Source document
☆ ☆ ☆ ☆

I use C++ code to read pictures from WMTS server using DGAL.
First I initialize GDAL once:
...
OGRRegisterAll();
etc.
But new connection is opened every time I want to read new image (different urls):
gdalDataset = GDALOpen(my_url, GA_ReadOnly);
URL example: https://sampleserver6.arcgisonline.com/arcgis/rest/services/Toronto/ImageServer/tile/12/1495/1145
Unfortunately I didn't find a way to read multiply images by same connection.
Is there such option in GDAL or in WMTS? Are there other ways to improve timing (I read thousands of images)?
While GDAL can read PNG files, it doesn't add much since those lack any geographical metadata.
You probably want to interact with the WMS server instead, not the images directly. You can for example run gdalinfo on the main url to see the subdatasets:
gdalinfo https://sampleserver6.arcgisonline.com/arcgis/services/Toronto/ImageServer/WMSServer?request=GetCapabilities&service=WMS
The first layer seems to have an issue, I'm not sure, but the other ones seem to behave fine.
I hope you don't mind me using some Python code, but the c++ api should be similar. Or you could try using the command-line utilities first (gdal_translate
), to get familiar with the service.

☆ ☆ ☆ ☆

Data extracts
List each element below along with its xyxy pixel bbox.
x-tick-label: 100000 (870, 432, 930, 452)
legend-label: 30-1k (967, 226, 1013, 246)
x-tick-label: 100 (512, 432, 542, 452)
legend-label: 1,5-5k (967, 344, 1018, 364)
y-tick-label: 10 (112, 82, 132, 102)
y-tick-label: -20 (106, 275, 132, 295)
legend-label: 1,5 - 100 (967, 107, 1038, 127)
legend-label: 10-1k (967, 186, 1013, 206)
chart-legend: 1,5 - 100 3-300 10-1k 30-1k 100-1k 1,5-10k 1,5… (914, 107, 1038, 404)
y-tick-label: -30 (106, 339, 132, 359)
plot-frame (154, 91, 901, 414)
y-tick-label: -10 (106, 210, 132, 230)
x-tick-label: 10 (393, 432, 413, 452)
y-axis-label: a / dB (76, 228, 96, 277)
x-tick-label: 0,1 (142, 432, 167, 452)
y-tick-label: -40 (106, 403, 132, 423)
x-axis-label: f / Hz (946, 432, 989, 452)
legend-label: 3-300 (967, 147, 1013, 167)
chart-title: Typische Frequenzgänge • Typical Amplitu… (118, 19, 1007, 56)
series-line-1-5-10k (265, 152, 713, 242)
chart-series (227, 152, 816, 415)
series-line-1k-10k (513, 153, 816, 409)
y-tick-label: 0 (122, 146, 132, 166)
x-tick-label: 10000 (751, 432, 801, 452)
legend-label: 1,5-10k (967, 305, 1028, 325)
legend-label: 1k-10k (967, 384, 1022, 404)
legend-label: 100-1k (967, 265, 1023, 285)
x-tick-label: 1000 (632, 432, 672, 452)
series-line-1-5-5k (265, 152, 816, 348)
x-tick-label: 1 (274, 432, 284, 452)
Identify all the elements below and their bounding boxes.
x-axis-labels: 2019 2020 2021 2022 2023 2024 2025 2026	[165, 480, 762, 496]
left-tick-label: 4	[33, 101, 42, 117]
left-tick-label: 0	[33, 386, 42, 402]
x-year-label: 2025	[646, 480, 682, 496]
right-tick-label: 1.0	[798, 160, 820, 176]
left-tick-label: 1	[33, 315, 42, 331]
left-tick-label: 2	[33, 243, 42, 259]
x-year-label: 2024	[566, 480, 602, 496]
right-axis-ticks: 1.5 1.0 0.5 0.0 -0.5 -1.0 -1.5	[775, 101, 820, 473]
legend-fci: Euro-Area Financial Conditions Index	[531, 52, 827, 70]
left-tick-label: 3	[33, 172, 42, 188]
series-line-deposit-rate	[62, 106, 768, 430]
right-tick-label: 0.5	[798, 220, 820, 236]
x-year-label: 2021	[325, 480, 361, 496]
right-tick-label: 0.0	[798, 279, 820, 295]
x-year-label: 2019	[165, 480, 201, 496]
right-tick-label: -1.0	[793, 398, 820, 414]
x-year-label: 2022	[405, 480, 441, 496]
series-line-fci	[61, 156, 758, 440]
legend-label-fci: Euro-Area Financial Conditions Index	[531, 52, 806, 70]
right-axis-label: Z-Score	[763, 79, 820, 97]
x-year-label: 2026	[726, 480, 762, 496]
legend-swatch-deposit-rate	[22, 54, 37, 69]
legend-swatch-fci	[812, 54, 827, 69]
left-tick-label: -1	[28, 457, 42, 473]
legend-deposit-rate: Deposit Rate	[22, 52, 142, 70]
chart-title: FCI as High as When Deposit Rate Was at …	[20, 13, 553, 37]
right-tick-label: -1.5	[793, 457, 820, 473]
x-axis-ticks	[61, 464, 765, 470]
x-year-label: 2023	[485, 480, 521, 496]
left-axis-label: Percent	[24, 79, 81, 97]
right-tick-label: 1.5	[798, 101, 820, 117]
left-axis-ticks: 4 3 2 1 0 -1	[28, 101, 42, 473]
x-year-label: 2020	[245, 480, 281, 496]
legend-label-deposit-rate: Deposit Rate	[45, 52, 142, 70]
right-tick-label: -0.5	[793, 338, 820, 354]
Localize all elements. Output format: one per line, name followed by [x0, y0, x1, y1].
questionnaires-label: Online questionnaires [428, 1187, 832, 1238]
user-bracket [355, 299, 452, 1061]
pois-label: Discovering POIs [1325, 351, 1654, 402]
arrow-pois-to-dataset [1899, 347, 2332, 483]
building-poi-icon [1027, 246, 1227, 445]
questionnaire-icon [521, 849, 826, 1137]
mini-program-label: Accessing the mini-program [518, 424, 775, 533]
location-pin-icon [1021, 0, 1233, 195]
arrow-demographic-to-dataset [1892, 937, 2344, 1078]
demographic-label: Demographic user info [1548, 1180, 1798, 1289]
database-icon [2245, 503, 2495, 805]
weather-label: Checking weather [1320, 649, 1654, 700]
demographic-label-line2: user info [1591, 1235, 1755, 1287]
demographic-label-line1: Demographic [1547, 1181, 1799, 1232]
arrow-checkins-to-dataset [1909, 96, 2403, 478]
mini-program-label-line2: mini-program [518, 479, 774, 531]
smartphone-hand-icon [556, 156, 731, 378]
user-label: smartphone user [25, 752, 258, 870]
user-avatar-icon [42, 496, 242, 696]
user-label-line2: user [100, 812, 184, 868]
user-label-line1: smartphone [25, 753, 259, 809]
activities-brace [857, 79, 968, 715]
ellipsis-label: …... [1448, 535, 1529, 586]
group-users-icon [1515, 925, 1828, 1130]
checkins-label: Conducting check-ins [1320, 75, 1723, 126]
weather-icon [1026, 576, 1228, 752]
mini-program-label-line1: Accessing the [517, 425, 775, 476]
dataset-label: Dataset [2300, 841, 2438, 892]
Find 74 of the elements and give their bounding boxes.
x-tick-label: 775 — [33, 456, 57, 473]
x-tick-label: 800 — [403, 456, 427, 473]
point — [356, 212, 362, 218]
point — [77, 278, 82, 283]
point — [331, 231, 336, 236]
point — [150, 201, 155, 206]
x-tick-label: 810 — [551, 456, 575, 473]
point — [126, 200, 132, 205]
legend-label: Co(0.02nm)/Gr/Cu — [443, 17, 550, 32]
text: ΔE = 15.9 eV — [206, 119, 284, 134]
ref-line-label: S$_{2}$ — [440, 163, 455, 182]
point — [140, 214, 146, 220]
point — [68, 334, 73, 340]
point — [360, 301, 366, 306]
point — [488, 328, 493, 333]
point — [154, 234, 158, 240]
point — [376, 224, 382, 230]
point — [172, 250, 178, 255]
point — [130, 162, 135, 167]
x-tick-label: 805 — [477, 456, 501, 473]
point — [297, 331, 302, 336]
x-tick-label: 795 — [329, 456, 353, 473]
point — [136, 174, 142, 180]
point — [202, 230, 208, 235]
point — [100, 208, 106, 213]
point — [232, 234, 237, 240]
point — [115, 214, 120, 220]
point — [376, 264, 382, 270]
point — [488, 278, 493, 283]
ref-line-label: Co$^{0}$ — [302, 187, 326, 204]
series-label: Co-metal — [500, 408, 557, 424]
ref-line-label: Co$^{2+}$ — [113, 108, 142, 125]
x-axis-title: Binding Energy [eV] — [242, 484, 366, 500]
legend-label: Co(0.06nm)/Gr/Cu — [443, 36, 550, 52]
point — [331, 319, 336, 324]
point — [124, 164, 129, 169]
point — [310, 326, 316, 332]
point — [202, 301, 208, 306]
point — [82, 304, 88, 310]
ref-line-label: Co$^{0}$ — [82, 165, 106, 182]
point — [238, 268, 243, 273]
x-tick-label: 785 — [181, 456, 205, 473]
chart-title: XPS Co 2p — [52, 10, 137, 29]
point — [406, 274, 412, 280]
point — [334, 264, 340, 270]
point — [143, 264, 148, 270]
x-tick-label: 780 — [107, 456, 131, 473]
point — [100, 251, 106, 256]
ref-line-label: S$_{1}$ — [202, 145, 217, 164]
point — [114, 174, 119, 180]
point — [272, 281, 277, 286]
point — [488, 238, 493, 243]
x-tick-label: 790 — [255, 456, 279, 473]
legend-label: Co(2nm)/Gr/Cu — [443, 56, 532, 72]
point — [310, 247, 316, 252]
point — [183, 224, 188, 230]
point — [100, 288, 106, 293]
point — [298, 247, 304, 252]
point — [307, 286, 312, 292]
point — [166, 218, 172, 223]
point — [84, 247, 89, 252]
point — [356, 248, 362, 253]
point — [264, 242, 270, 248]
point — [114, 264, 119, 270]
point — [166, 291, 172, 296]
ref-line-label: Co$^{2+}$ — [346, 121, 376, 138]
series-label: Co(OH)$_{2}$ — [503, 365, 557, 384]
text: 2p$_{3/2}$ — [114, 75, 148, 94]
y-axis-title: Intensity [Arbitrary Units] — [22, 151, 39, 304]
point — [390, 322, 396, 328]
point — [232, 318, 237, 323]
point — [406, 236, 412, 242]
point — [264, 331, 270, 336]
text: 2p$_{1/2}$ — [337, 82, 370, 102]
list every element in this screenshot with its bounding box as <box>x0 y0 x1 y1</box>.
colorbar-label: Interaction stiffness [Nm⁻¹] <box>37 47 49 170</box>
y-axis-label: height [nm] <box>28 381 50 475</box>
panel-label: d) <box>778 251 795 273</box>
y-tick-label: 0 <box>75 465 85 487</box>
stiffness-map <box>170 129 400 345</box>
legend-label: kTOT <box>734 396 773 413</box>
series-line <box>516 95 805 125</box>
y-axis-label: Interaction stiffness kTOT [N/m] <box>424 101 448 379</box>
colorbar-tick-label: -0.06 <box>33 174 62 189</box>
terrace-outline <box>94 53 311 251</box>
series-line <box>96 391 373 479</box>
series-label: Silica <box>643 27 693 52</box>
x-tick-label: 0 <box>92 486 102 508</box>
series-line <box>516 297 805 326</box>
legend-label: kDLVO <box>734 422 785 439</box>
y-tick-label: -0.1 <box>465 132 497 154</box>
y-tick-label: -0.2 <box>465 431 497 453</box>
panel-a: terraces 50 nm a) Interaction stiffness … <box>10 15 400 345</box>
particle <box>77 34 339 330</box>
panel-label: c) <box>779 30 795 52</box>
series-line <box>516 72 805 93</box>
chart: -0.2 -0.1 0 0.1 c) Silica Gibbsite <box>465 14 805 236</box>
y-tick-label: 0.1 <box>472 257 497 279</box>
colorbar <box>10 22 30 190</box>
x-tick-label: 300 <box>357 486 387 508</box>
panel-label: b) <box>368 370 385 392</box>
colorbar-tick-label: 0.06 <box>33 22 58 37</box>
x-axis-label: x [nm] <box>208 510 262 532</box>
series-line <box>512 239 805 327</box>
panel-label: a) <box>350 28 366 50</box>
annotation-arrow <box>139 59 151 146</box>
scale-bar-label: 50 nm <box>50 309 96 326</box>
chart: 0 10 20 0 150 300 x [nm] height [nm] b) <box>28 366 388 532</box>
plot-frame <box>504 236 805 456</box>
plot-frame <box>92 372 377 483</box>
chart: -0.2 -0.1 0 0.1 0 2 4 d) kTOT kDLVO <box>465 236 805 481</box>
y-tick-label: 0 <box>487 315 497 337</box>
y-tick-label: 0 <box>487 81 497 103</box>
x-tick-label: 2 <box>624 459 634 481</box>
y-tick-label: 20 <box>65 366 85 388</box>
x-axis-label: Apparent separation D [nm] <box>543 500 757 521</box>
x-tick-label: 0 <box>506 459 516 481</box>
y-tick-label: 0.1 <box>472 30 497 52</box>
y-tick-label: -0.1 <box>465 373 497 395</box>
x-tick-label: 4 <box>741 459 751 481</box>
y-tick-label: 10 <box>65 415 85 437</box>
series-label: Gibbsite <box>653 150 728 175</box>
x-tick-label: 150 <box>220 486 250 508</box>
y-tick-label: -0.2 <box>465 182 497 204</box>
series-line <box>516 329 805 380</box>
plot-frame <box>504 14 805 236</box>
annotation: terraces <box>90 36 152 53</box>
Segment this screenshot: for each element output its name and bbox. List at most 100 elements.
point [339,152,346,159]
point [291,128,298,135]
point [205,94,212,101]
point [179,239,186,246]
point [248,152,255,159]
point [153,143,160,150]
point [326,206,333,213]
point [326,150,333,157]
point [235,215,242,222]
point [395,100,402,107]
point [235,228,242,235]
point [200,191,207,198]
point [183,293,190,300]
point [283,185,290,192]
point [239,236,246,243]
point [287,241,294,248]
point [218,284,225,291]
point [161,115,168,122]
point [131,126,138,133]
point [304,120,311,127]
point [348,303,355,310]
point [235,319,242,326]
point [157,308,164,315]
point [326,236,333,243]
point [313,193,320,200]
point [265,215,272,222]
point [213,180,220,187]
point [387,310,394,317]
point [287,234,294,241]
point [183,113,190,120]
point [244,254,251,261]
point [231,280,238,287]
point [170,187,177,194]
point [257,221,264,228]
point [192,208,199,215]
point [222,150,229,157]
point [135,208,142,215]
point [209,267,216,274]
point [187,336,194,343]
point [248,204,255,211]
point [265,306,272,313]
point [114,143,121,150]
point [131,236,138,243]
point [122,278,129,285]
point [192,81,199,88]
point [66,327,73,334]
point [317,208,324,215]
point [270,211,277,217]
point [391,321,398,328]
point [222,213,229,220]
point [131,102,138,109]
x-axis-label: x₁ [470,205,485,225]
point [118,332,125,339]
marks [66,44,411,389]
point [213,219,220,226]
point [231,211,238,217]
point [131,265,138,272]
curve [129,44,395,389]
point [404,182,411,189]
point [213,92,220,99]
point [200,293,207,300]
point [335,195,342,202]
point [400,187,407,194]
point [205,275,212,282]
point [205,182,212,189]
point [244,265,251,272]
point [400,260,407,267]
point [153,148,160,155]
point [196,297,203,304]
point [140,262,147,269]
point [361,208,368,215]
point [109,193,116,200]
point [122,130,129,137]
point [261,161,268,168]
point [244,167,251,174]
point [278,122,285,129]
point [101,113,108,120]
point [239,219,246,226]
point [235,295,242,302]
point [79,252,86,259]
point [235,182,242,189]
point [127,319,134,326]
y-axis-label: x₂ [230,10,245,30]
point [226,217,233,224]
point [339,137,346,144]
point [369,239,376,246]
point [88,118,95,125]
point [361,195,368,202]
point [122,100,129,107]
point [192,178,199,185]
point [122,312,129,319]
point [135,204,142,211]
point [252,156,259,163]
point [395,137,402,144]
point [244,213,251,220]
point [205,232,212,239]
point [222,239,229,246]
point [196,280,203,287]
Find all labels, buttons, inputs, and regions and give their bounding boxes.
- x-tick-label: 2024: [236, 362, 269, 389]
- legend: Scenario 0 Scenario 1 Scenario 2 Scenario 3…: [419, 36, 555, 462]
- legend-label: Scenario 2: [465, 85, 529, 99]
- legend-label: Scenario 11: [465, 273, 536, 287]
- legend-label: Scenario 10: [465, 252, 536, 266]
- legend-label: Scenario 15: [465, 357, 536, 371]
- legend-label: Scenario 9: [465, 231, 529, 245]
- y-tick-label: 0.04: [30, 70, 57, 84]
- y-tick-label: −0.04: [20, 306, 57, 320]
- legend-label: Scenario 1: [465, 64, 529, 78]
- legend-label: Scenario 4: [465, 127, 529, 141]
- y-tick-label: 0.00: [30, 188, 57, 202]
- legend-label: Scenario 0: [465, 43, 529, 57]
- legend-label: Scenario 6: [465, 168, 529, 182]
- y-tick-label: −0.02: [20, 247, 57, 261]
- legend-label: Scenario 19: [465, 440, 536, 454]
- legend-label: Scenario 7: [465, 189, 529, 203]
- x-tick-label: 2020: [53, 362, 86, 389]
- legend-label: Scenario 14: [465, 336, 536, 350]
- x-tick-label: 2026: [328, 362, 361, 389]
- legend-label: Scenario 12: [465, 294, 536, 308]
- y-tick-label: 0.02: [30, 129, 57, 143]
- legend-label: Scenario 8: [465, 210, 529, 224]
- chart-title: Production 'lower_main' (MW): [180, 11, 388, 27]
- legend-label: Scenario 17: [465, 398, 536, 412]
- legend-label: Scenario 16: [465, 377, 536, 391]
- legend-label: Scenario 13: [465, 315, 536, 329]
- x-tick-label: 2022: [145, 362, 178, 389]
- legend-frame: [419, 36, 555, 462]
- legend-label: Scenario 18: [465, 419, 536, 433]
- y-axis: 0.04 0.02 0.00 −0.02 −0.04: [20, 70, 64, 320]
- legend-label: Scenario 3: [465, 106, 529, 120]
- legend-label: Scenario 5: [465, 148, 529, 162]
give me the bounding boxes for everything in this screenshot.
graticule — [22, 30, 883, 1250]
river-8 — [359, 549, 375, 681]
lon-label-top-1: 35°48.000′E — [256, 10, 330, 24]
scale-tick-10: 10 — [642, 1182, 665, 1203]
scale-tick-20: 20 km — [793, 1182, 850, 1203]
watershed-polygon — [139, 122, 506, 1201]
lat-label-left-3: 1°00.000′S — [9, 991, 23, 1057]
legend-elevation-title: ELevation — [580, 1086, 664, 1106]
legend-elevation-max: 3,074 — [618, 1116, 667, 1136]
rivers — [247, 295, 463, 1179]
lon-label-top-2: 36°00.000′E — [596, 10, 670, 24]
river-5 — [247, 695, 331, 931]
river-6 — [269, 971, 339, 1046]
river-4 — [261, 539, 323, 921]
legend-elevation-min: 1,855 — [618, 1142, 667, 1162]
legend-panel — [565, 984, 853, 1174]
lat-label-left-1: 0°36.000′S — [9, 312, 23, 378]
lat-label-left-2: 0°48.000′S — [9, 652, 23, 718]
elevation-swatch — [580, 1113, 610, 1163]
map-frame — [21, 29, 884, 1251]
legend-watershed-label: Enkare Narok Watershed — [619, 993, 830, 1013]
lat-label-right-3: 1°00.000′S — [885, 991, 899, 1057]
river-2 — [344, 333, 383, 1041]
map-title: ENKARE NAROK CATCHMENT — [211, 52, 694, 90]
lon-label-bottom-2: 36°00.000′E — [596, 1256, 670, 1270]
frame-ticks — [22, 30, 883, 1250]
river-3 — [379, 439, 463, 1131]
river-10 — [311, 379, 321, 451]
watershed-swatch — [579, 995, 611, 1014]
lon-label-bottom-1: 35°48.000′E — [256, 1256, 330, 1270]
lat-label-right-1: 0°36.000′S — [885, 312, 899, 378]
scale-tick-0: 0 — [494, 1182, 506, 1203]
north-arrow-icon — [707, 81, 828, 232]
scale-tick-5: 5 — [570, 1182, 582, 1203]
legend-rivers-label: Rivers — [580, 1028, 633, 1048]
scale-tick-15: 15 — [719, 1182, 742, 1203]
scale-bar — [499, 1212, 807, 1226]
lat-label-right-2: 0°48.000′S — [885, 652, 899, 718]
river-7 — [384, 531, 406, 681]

☆ ☆ ☆ ☆

Exercise tasks
1. In the GDAL discussion, what command does the reply suggest running on the main URL to see the subdatasets?
2. Please quote the GDAL discussion word for word, starting at "You probably want" and ending at "with the service.".

Completed exercise
1. It suggests running gdalinfo on the main URL.

2.
You probably want to interact with the WMS server instead, not the images directly. You can for example run gdalinfo on the main url to see the subdatasets:
gdalinfo https://sampleserver6.arcgisonline.com/arcgis/services/Toronto/ImageServer/WMSServer?request=GetCapabilities&service=WMS
The first layer seems to have an issue, I'm not sure, but the other ones seem to behave fine.
I hope you don't mind me using some Python code, but the c++ api should be similar. Or you could try using the command-line utilities first (gdal_translate
), to get familiar with the service.